* GIVEN ENTRIES *
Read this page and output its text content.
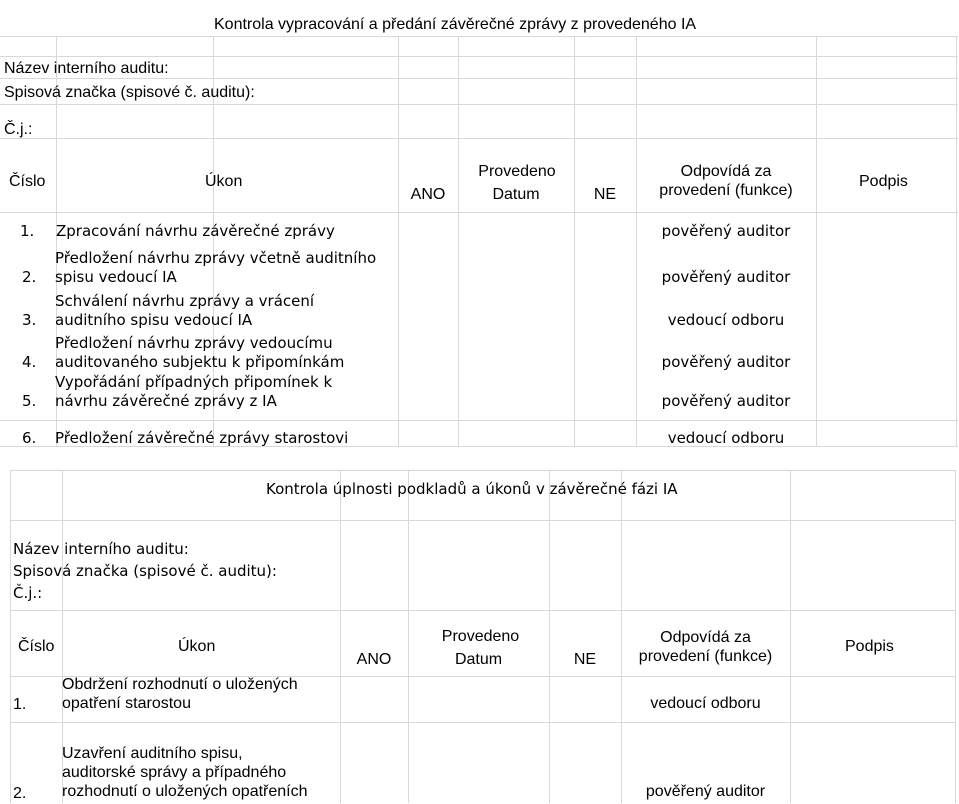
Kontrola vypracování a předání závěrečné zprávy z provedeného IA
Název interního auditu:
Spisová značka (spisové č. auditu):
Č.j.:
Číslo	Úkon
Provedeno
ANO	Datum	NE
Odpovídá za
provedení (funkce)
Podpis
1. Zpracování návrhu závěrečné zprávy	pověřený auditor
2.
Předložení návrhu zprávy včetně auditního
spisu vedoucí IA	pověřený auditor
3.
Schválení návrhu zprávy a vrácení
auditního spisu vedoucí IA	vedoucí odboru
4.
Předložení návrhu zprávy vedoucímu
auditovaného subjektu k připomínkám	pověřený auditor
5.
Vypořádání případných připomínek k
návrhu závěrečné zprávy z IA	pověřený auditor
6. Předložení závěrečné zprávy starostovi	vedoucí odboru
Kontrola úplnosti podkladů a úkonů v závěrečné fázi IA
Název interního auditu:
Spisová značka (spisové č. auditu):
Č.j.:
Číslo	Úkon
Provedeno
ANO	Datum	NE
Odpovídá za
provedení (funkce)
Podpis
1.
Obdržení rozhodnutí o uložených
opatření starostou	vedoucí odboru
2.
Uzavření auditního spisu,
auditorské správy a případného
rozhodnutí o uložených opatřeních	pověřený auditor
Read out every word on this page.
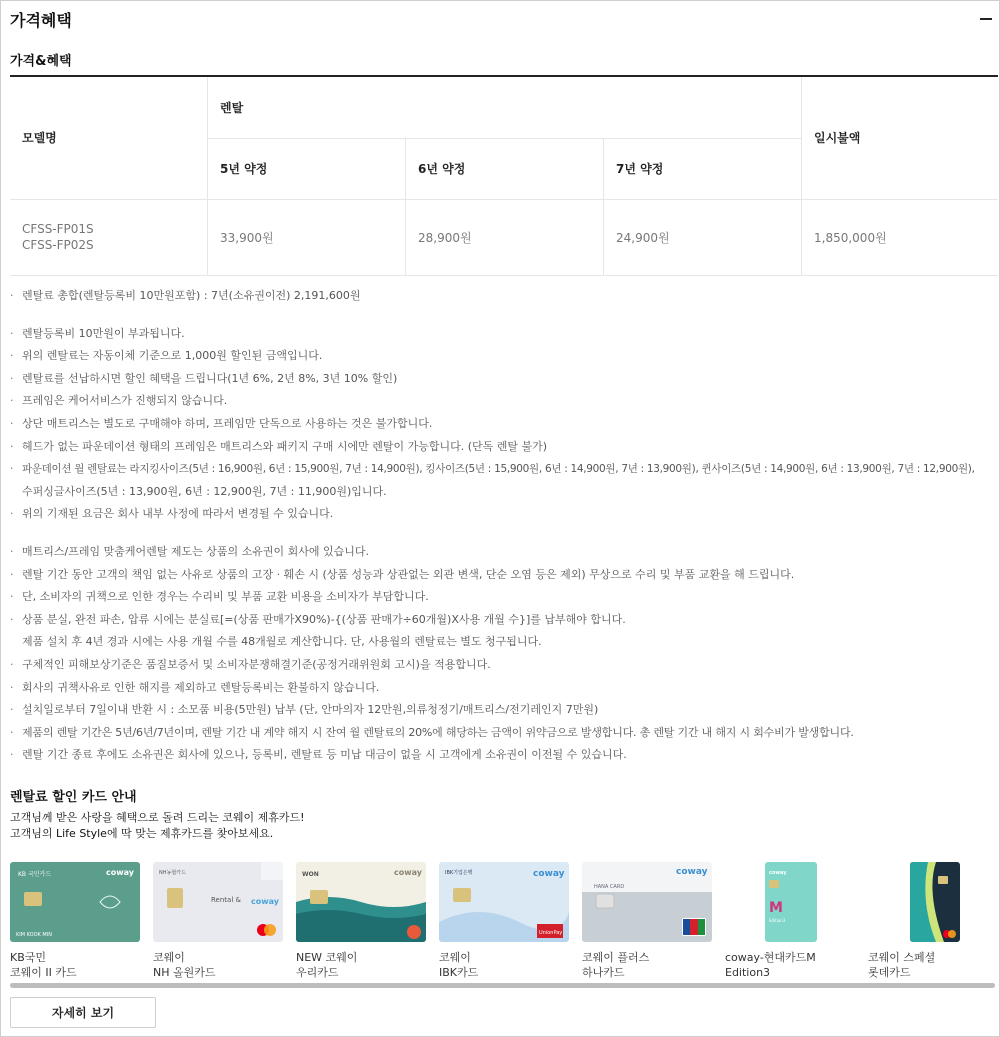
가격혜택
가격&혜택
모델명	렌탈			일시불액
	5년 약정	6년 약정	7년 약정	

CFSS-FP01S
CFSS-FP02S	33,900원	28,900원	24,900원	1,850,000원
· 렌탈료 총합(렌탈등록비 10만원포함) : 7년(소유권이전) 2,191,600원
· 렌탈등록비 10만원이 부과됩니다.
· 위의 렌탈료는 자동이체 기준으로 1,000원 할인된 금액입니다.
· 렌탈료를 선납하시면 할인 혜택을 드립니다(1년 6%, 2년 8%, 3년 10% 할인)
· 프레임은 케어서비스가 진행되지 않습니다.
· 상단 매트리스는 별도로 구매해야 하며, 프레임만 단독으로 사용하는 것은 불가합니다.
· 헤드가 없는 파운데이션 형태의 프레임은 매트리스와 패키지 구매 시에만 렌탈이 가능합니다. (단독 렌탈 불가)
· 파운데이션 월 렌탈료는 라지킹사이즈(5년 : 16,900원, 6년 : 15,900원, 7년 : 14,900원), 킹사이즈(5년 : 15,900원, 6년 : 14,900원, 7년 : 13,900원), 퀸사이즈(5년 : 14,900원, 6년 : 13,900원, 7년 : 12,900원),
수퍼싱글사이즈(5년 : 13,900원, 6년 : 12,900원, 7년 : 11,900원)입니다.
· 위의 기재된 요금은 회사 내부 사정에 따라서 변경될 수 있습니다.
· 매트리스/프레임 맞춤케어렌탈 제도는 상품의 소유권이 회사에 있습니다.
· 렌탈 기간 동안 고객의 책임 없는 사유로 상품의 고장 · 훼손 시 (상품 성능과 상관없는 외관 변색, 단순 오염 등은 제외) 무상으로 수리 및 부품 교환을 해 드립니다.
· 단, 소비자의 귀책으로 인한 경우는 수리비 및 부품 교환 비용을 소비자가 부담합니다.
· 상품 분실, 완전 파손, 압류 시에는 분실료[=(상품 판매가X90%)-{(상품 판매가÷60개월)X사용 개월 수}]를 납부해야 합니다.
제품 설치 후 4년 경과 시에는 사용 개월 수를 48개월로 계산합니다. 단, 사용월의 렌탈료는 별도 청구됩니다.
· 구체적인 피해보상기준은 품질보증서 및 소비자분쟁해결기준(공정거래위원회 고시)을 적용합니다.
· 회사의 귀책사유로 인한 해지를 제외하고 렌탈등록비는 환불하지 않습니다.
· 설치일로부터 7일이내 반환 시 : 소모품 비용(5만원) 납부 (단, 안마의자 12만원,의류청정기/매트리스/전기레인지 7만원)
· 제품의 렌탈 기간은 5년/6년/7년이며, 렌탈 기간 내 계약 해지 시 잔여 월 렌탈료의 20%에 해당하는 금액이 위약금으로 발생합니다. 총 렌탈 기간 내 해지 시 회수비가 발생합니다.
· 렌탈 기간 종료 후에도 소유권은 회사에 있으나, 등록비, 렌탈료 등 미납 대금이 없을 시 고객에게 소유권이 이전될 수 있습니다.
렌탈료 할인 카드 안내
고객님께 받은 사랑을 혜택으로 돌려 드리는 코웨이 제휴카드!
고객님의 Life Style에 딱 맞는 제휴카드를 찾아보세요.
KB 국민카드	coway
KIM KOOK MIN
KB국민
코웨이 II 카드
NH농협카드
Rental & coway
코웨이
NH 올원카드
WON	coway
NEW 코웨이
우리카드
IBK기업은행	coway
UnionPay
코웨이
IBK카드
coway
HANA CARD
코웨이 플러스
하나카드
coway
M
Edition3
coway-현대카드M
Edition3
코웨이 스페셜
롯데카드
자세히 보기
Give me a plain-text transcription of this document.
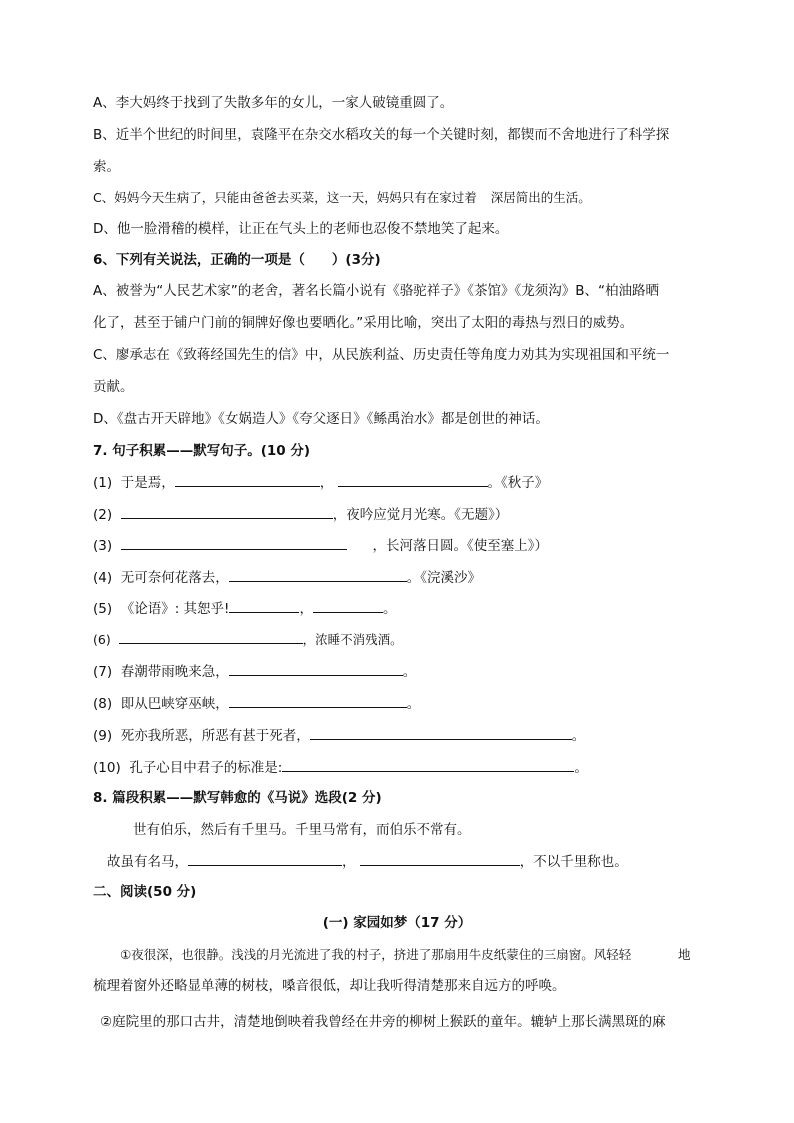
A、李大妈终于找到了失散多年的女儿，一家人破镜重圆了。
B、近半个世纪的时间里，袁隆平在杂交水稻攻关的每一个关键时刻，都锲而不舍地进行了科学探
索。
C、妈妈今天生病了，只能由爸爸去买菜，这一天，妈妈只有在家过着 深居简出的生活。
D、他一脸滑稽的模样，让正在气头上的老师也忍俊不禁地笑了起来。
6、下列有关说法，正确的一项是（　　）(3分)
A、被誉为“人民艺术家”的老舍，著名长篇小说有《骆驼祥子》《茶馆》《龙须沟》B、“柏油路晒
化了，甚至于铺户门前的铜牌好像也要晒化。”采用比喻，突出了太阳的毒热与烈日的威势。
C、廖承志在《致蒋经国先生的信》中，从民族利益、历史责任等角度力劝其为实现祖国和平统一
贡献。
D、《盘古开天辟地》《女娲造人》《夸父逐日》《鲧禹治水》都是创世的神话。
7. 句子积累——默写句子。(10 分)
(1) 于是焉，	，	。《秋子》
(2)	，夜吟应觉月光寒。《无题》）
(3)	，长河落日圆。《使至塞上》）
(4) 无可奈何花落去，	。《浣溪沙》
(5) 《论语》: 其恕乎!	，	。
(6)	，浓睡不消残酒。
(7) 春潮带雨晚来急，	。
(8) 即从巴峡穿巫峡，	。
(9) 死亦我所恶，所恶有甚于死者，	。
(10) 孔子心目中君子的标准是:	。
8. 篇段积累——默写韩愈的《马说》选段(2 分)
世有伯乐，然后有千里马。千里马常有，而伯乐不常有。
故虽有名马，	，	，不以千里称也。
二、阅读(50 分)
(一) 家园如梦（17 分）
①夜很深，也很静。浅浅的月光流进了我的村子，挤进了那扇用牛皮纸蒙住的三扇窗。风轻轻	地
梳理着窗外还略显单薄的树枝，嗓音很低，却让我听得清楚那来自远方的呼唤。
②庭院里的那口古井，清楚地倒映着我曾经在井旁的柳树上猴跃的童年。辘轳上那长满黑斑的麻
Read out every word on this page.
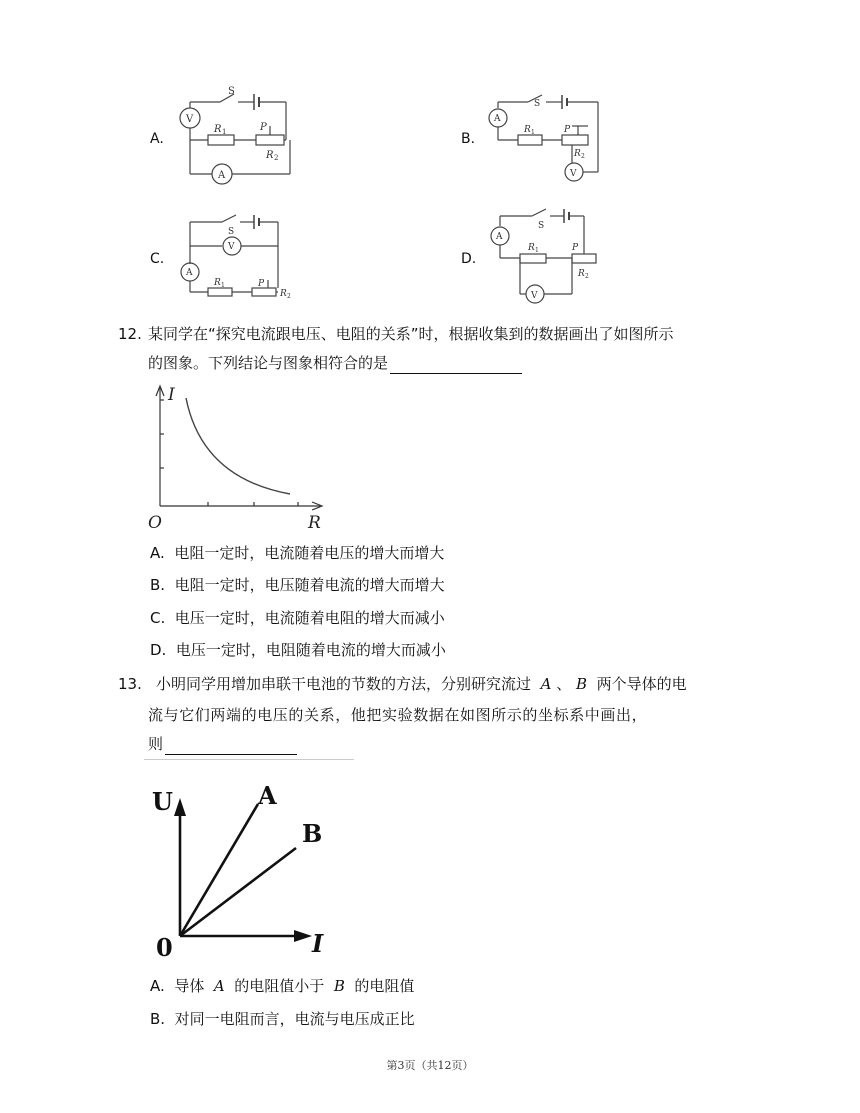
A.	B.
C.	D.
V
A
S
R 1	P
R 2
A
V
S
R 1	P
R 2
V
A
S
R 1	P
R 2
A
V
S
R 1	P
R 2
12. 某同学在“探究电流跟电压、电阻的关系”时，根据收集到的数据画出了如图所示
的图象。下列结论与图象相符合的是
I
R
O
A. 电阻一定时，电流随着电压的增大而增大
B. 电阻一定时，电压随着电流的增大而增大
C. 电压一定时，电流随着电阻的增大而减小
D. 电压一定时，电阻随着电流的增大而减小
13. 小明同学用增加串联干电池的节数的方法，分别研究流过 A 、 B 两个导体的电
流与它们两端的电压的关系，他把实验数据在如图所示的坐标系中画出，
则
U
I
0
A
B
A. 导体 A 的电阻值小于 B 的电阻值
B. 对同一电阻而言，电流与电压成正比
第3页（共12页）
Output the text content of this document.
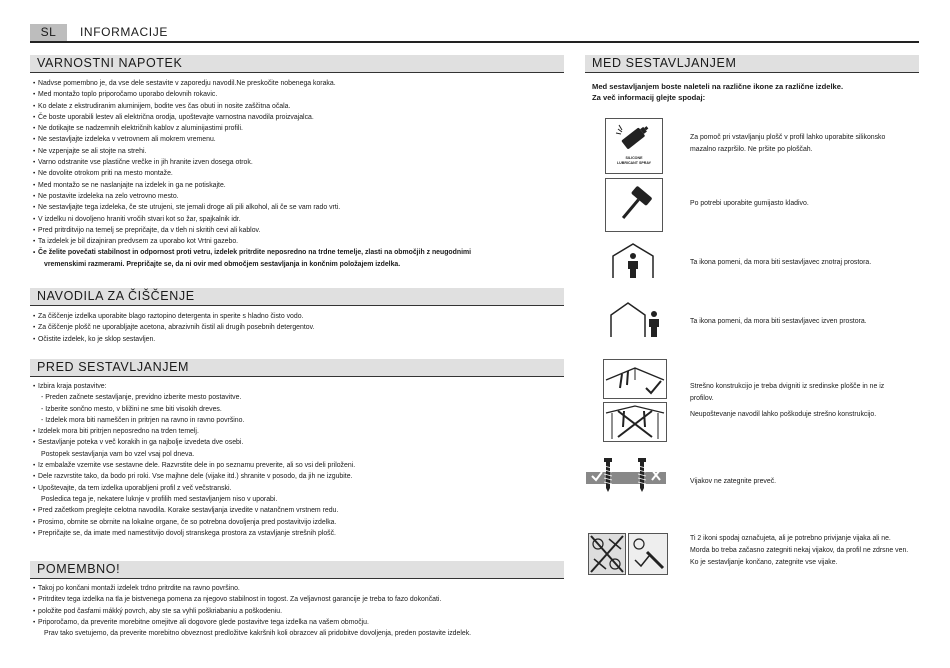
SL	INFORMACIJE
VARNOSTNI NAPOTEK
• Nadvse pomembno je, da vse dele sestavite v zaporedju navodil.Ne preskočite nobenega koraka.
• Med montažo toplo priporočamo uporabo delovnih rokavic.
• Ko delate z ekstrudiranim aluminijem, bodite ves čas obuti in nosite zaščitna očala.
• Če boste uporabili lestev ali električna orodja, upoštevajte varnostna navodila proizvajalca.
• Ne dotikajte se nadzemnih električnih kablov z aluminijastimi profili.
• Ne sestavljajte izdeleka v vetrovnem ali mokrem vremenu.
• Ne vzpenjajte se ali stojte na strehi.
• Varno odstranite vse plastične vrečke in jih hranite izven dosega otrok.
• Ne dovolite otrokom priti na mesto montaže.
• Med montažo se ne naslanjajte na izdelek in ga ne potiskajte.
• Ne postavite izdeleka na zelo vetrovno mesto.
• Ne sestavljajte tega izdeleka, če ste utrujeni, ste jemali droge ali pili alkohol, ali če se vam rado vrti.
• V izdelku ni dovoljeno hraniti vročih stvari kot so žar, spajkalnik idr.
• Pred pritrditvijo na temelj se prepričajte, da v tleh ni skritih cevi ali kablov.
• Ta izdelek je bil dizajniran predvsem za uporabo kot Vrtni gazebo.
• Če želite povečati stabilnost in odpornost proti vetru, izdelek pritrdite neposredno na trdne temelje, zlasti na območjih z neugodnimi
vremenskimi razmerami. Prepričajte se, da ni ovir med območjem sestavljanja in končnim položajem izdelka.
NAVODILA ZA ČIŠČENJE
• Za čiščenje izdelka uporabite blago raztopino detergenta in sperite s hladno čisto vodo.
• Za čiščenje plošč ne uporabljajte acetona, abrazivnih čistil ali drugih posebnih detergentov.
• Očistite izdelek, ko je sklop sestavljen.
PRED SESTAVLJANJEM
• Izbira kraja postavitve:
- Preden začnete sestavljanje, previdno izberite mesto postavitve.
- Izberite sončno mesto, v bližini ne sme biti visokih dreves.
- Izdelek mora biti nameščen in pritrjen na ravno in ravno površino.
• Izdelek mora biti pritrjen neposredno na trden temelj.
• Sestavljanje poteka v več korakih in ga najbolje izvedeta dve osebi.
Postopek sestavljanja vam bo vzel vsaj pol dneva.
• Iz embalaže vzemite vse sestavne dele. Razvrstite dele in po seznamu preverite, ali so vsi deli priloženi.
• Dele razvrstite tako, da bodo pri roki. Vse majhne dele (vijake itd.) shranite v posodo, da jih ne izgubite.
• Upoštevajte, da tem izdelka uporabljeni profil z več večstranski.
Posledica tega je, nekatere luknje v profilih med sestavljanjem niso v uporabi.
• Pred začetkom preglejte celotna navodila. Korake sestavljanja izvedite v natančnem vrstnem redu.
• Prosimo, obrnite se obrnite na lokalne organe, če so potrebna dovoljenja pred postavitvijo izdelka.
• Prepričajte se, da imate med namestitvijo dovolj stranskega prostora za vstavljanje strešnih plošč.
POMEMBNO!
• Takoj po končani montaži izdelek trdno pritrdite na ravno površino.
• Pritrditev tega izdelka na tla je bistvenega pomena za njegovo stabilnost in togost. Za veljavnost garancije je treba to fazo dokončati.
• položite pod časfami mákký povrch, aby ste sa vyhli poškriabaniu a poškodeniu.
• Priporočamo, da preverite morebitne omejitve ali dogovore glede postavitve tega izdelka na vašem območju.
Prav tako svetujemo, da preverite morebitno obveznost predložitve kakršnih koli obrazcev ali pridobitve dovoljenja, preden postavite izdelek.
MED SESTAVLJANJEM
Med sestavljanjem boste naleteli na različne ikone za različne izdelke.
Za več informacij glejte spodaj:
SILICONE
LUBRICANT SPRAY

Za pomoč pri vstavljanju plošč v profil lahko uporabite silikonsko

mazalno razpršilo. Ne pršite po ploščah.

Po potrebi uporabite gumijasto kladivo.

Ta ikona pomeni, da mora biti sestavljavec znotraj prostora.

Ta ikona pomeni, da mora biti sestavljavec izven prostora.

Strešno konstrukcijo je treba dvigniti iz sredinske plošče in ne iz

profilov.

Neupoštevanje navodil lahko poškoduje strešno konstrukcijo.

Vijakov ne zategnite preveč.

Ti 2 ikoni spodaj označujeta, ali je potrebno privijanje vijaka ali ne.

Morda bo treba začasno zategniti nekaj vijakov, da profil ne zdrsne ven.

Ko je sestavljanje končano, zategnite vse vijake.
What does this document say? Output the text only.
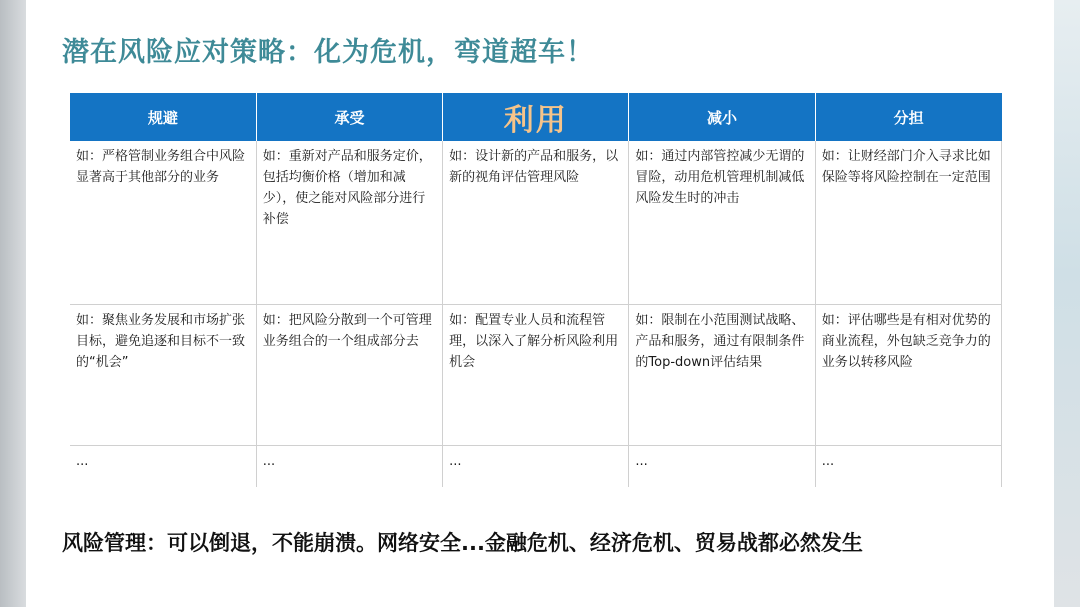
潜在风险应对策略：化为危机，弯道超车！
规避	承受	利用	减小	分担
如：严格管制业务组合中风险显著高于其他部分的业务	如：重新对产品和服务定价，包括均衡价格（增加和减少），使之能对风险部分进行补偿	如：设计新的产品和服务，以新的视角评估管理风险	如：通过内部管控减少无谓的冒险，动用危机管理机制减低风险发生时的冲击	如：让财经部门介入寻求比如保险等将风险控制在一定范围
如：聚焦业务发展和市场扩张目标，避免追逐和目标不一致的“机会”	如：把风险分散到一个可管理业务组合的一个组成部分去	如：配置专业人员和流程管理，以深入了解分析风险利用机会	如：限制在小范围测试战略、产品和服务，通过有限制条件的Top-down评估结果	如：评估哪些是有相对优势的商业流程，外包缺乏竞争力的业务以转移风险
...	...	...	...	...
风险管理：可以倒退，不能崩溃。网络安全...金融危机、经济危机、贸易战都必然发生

* INSTRUCTION *
Tally the lines in this data that hold the word "电压一定时" and state only the count.

* OUTPUT OF THE TASK *
2